| What is required |
Each line containing the word "Wall" needs to be copied.

| Figure record extracts |
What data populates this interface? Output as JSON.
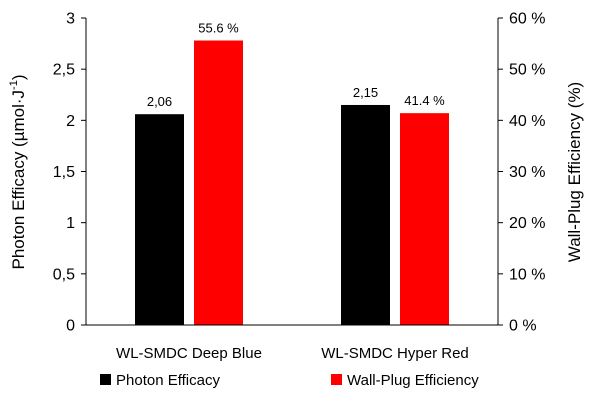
{
  "chart_data": {
    "type": "bar",
    "categories": [
      "WL-SMDC Deep Blue",
      "WL-SMDC Hyper Red"
    ],
    "series": [
      {
        "name": "Photon Efficacy",
        "axis": "left",
        "color": "#000000",
        "values": [
          2.06,
          2.15
        ],
        "labels": [
          "2,06",
          "2,15"
        ]
      },
      {
        "name": "Wall-Plug Efficiency",
        "axis": "right",
        "color": "#ff0000",
        "values": [
          55.6,
          41.4
        ],
        "labels": [
          "55.6 %",
          "41.4 %"
        ]
      }
    ],
    "ylabel": "Photon Efficacy (µmol·J",
    "ylabel_sup": "-1",
    "ylabel_close": ")",
    "ylim": [
      0,
      3
    ],
    "yticks": [
      0,
      0.5,
      1,
      1.5,
      2,
      2.5,
      3
    ],
    "yticklabels": [
      "0",
      "0,5",
      "1",
      "1,5",
      "2",
      "2,5",
      "3"
    ],
    "y2label": "Wall-Plug Efficiency (%)",
    "y2lim": [
      0,
      60
    ],
    "y2ticks": [
      0,
      10,
      20,
      30,
      40,
      50,
      60
    ],
    "y2ticklabels": [
      "0 %",
      "10 %",
      "20 %",
      "30 %",
      "40 %",
      "50 %",
      "60 %"
    ],
    "grid": false,
    "legend_position": "bottom"
  }
}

| Correct output |
        "name": "Wall-Plug Efficiency",
    "y2label": "Wall-Plug Efficiency (%)",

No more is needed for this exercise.